-- Start LISTED ENTRIES --
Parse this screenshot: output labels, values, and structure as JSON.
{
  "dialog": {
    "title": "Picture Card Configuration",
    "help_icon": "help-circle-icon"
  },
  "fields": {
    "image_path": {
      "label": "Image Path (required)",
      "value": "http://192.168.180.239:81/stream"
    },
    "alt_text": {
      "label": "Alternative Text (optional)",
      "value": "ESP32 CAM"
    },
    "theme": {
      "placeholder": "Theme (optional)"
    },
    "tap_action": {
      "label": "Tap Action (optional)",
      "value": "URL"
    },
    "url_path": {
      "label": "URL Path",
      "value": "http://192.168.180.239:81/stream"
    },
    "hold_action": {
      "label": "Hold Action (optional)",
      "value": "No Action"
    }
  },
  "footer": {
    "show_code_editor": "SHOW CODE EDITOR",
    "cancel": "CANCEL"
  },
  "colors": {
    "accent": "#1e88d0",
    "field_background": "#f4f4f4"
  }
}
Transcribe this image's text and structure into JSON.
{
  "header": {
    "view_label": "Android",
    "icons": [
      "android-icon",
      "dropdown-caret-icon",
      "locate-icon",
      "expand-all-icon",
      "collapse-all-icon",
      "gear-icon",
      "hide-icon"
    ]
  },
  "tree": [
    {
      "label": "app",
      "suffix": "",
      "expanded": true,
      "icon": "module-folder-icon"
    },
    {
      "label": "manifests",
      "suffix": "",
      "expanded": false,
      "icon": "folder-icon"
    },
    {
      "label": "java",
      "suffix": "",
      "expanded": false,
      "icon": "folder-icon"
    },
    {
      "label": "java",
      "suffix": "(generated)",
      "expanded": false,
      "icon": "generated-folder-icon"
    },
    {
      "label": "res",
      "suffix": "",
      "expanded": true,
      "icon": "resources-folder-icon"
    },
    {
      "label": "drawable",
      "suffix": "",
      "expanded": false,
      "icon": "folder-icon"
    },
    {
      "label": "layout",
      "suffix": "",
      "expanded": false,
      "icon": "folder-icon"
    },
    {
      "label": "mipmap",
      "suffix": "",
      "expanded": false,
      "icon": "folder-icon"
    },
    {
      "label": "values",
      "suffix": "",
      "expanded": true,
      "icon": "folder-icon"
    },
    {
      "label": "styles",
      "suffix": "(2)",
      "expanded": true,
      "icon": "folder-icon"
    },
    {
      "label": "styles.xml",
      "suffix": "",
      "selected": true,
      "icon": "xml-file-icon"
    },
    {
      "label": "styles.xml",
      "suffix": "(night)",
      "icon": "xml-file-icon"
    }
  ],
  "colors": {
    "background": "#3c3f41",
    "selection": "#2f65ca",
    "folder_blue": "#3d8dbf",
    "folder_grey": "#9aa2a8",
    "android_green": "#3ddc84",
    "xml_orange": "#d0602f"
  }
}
-- End LISTED ENTRIES --
(DESCRIPTION OF THE TASK):
Write out every record verbatim.

(EXERCISE RESPONSE):
Parse this screenshot: output labels, values, and structure as JSON.
{
  "dialog": {
    "title": "Picture Card Configuration",
    "help_icon": "help-circle-icon"
  },
  "fields": {
    "image_path": {
      "label": "Image Path (required)",
      "value": "http://192.168.180.239:81/stream"
    },
    "alt_text": {
      "label": "Alternative Text (optional)",
      "value": "ESP32 CAM"
    },
    "theme": {
      "placeholder": "Theme (optional)"
    },
    "tap_action": {
      "label": "Tap Action (optional)",
      "value": "URL"
    },
    "url_path": {
      "label": "URL Path",
      "value": "http://192.168.180.239:81/stream"
    },
    "hold_action": {
      "label": "Hold Action (optional)",
      "value": "No Action"
    }
  },
  "footer": {
    "show_code_editor": "SHOW CODE EDITOR",
    "cancel": "CANCEL"
  },
  "colors": {
    "accent": "#1e88d0",
    "field_background": "#f4f4f4"
  }
}
Transcribe this image's text and structure into JSON.
{
  "header": {
    "view_label": "Android",
    "icons": [
      "android-icon",
      "dropdown-caret-icon",
      "locate-icon",
      "expand-all-icon",
      "collapse-all-icon",
      "gear-icon",
      "hide-icon"
    ]
  },
  "tree": [
    {
      "label": "app",
      "suffix": "",
      "expanded": true,
      "icon": "module-folder-icon"
    },
    {
      "label": "manifests",
      "suffix": "",
      "expanded": false,
      "icon": "folder-icon"
    },
    {
      "label": "java",
      "suffix": "",
      "expanded": false,
      "icon": "folder-icon"
    },
    {
      "label": "java",
      "suffix": "(generated)",
      "expanded": false,
      "icon": "generated-folder-icon"
    },
    {
      "label": "res",
      "suffix": "",
      "expanded": true,
      "icon": "resources-folder-icon"
    },
    {
      "label": "drawable",
      "suffix": "",
      "expanded": false,
      "icon": "folder-icon"
    },
    {
      "label": "layout",
      "suffix": "",
      "expanded": false,
      "icon": "folder-icon"
    },
    {
      "label": "mipmap",
      "suffix": "",
      "expanded": false,
      "icon": "folder-icon"
    },
    {
      "label": "values",
      "suffix": "",
      "expanded": true,
      "icon": "folder-icon"
    },
    {
      "label": "styles",
      "suffix": "(2)",
      "expanded": true,
      "icon": "folder-icon"
    },
    {
      "label": "styles.xml",
      "suffix": "",
      "selected": true,
      "icon": "xml-file-icon"
    },
    {
      "label": "styles.xml",
      "suffix": "(night)",
      "icon": "xml-file-icon"
    }
  ],
  "colors": {
    "background": "#3c3f41",
    "selection": "#2f65ca",
    "folder_blue": "#3d8dbf",
    "folder_grey": "#9aa2a8",
    "android_green": "#3ddc84",
    "xml_orange": "#d0602f"
  }
}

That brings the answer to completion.